*Exercise*.
Which lines hold the word "name"? Copy each of them.

________________________________________

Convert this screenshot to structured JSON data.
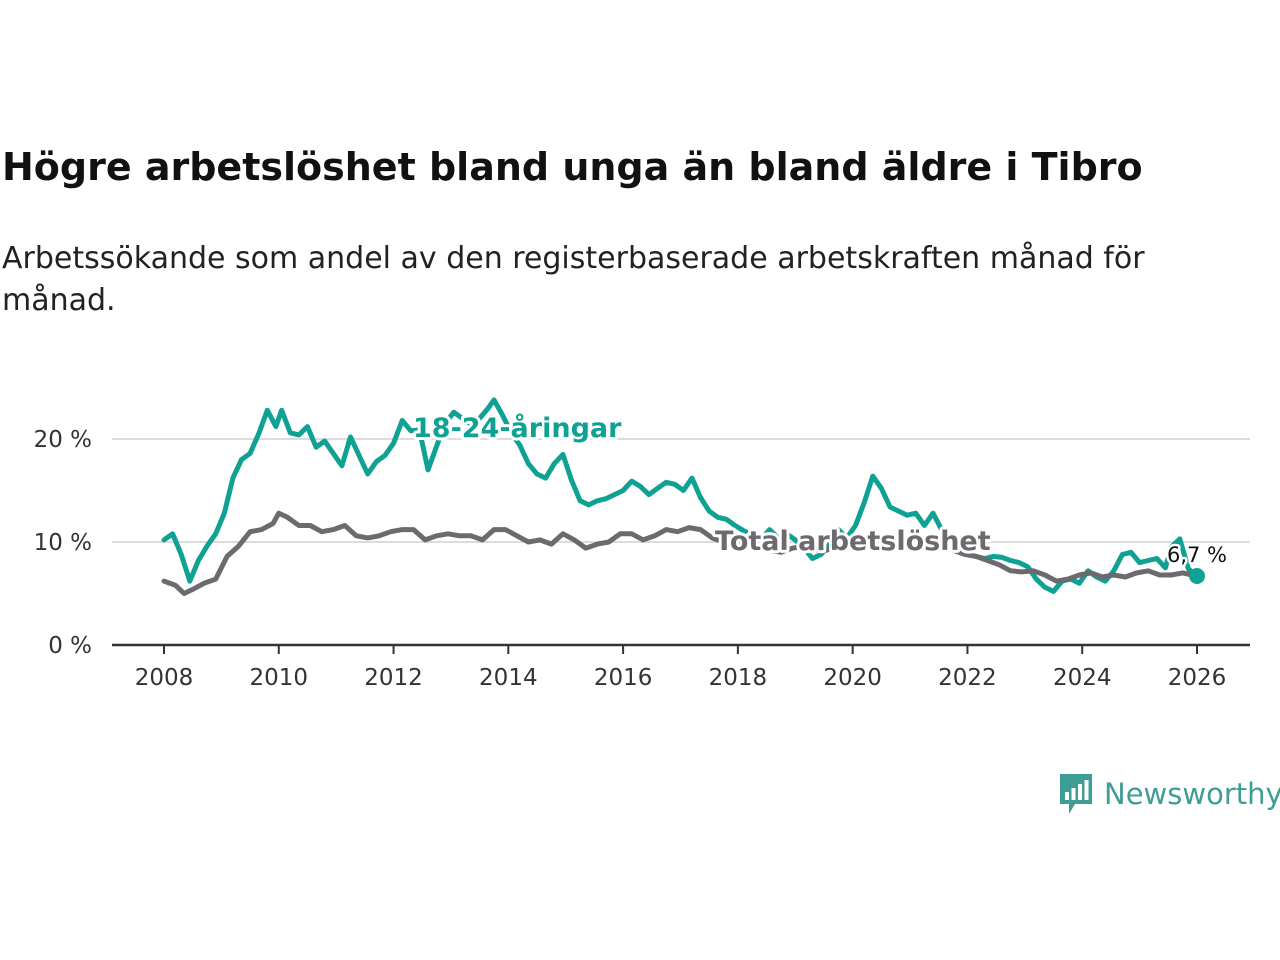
{
  "chart_data": {
    "type": "line",
    "title": "Högre arbetslöshet bland unga än bland äldre i Tibro",
    "subtitle": "Arbetssökande som andel av den registerbaserade arbetskraften månad för månad.",
    "xlabel": "",
    "ylabel": "",
    "xlim": [
      2007.6,
      2026.9
    ],
    "ylim": [
      0,
      25
    ],
    "y_ticks": [
      0,
      10,
      20
    ],
    "y_tick_labels": [
      "0 %",
      "10 %",
      "20 %"
    ],
    "x_ticks": [
      2008,
      2010,
      2012,
      2014,
      2016,
      2018,
      2020,
      2022,
      2024,
      2026
    ],
    "x_tick_labels": [
      "2008",
      "2010",
      "2012",
      "2014",
      "2016",
      "2018",
      "2020",
      "2022",
      "2024",
      "2026"
    ],
    "grid": true,
    "series": [
      {
        "name": "18-24-åringar",
        "color": "#0fa193",
        "x": [
          2008.0,
          2008.15,
          2008.3,
          2008.45,
          2008.6,
          2008.75,
          2008.9,
          2009.05,
          2009.2,
          2009.35,
          2009.5,
          2009.65,
          2009.8,
          2009.95,
          2010.05,
          2010.2,
          2010.35,
          2010.5,
          2010.65,
          2010.8,
          2010.95,
          2011.1,
          2011.25,
          2011.4,
          2011.55,
          2011.7,
          2011.85,
          2012.0,
          2012.15,
          2012.3,
          2012.45,
          2012.6,
          2012.75,
          2012.9,
          2013.05,
          2013.2,
          2013.35,
          2013.5,
          2013.65,
          2013.75,
          2013.9,
          2014.05,
          2014.2,
          2014.35,
          2014.5,
          2014.65,
          2014.8,
          2014.95,
          2015.1,
          2015.25,
          2015.4,
          2015.55,
          2015.7,
          2015.85,
          2016.0,
          2016.15,
          2016.3,
          2016.45,
          2016.6,
          2016.75,
          2016.9,
          2017.05,
          2017.2,
          2017.35,
          2017.5,
          2017.65,
          2017.8,
          2017.95,
          2018.1,
          2018.25,
          2018.4,
          2018.55,
          2018.7,
          2018.85,
          2019.0,
          2019.15,
          2019.3,
          2019.45,
          2019.6,
          2019.75,
          2019.9,
          2020.05,
          2020.2,
          2020.35,
          2020.5,
          2020.65,
          2020.8,
          2020.95,
          2021.1,
          2021.25,
          2021.4,
          2021.55,
          2021.7,
          2021.85,
          2022.0,
          2022.15,
          2022.3,
          2022.45,
          2022.6,
          2022.75,
          2022.9,
          2023.05,
          2023.2,
          2023.35,
          2023.5,
          2023.65,
          2023.8,
          2023.95,
          2024.1,
          2024.25,
          2024.4,
          2024.55,
          2024.7,
          2024.85,
          2025.0,
          2025.15,
          2025.3,
          2025.45,
          2025.55,
          2025.7,
          2025.85,
          2026.0
        ],
        "values": [
          10.2,
          10.8,
          8.8,
          6.2,
          8.2,
          9.6,
          10.8,
          12.8,
          16.2,
          18.0,
          18.6,
          20.5,
          22.8,
          21.2,
          22.8,
          20.6,
          20.4,
          21.2,
          19.2,
          19.8,
          18.6,
          17.4,
          20.2,
          18.4,
          16.6,
          17.8,
          18.4,
          19.6,
          21.8,
          20.8,
          20.9,
          17.0,
          19.3,
          21.5,
          22.6,
          22.0,
          21.4,
          22.0,
          23.0,
          23.8,
          22.3,
          20.6,
          19.4,
          17.6,
          16.6,
          16.2,
          17.6,
          18.5,
          16.0,
          14.0,
          13.6,
          14.0,
          14.2,
          14.6,
          15.0,
          15.9,
          15.4,
          14.6,
          15.2,
          15.8,
          15.6,
          15.0,
          16.2,
          14.3,
          13.0,
          12.4,
          12.2,
          11.6,
          11.1,
          10.7,
          10.2,
          11.2,
          10.4,
          10.8,
          10.2,
          9.4,
          8.4,
          8.8,
          9.8,
          11.2,
          10.4,
          11.6,
          13.8,
          16.4,
          15.2,
          13.4,
          13.0,
          12.6,
          12.8,
          11.6,
          12.8,
          11.2,
          9.6,
          9.2,
          8.8,
          8.6,
          8.4,
          8.6,
          8.5,
          8.2,
          8.0,
          7.6,
          6.4,
          5.6,
          5.2,
          6.2,
          6.4,
          6.0,
          7.2,
          6.6,
          6.2,
          7.2,
          8.8,
          9.0,
          8.0,
          8.2,
          8.4,
          7.5,
          9.5,
          10.3,
          7.4,
          6.7
        ]
      },
      {
        "name": "Total arbetslöshet",
        "color": "#6c6a6e",
        "x": [
          2008.0,
          2008.2,
          2008.35,
          2008.5,
          2008.7,
          2008.9,
          2009.1,
          2009.3,
          2009.5,
          2009.7,
          2009.9,
          2010.0,
          2010.15,
          2010.35,
          2010.55,
          2010.75,
          2010.95,
          2011.15,
          2011.35,
          2011.55,
          2011.75,
          2011.95,
          2012.15,
          2012.35,
          2012.55,
          2012.75,
          2012.95,
          2013.15,
          2013.35,
          2013.55,
          2013.75,
          2013.95,
          2014.15,
          2014.35,
          2014.55,
          2014.75,
          2014.95,
          2015.15,
          2015.35,
          2015.55,
          2015.75,
          2015.95,
          2016.15,
          2016.35,
          2016.55,
          2016.75,
          2016.95,
          2017.15,
          2017.35,
          2017.55,
          2017.75,
          2017.95,
          2018.15,
          2018.35,
          2018.55,
          2018.75,
          2018.95,
          2019.15,
          2019.35,
          2019.55,
          2019.75,
          2019.95,
          2020.15,
          2020.35,
          2020.55,
          2020.75,
          2020.95,
          2021.15,
          2021.35,
          2021.55,
          2021.75,
          2021.95,
          2022.15,
          2022.35,
          2022.55,
          2022.75,
          2022.95,
          2023.15,
          2023.35,
          2023.55,
          2023.75,
          2023.95,
          2024.15,
          2024.35,
          2024.55,
          2024.75,
          2024.95,
          2025.15,
          2025.35,
          2025.55,
          2025.75,
          2026.0
        ],
        "values": [
          6.2,
          5.8,
          5.0,
          5.4,
          6.0,
          6.4,
          8.6,
          9.6,
          11.0,
          11.2,
          11.8,
          12.8,
          12.4,
          11.6,
          11.6,
          11.0,
          11.2,
          11.6,
          10.6,
          10.4,
          10.6,
          11.0,
          11.2,
          11.2,
          10.2,
          10.6,
          10.8,
          10.6,
          10.6,
          10.2,
          11.2,
          11.2,
          10.6,
          10.0,
          10.2,
          9.8,
          10.8,
          10.2,
          9.4,
          9.8,
          10.0,
          10.8,
          10.8,
          10.2,
          10.6,
          11.2,
          11.0,
          11.4,
          11.2,
          10.4,
          10.0,
          9.8,
          9.8,
          9.6,
          9.2,
          9.0,
          9.4,
          9.6,
          9.2,
          9.2,
          9.6,
          9.6,
          10.2,
          10.6,
          10.4,
          10.2,
          10.2,
          10.2,
          10.0,
          9.6,
          9.2,
          8.8,
          8.6,
          8.2,
          7.8,
          7.2,
          7.1,
          7.2,
          6.8,
          6.2,
          6.4,
          6.8,
          7.0,
          6.6,
          6.8,
          6.6,
          7.0,
          7.2,
          6.8,
          6.8,
          7.0,
          6.7
        ]
      }
    ],
    "annotations": {
      "youth_label": "18-24-åringar",
      "total_label": "Total arbetslöshet",
      "end_value_label": "6,7 %"
    }
  },
  "branding": {
    "logo_text": "Newsworthy",
    "logo_icon": "bar-chart-speech-bubble-icon",
    "logo_color": "#3e9e96"
  }
}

________________________________________

*Completed exercise*.
        "name": "18-24-åringar",
        "name": "Total arbetslöshet",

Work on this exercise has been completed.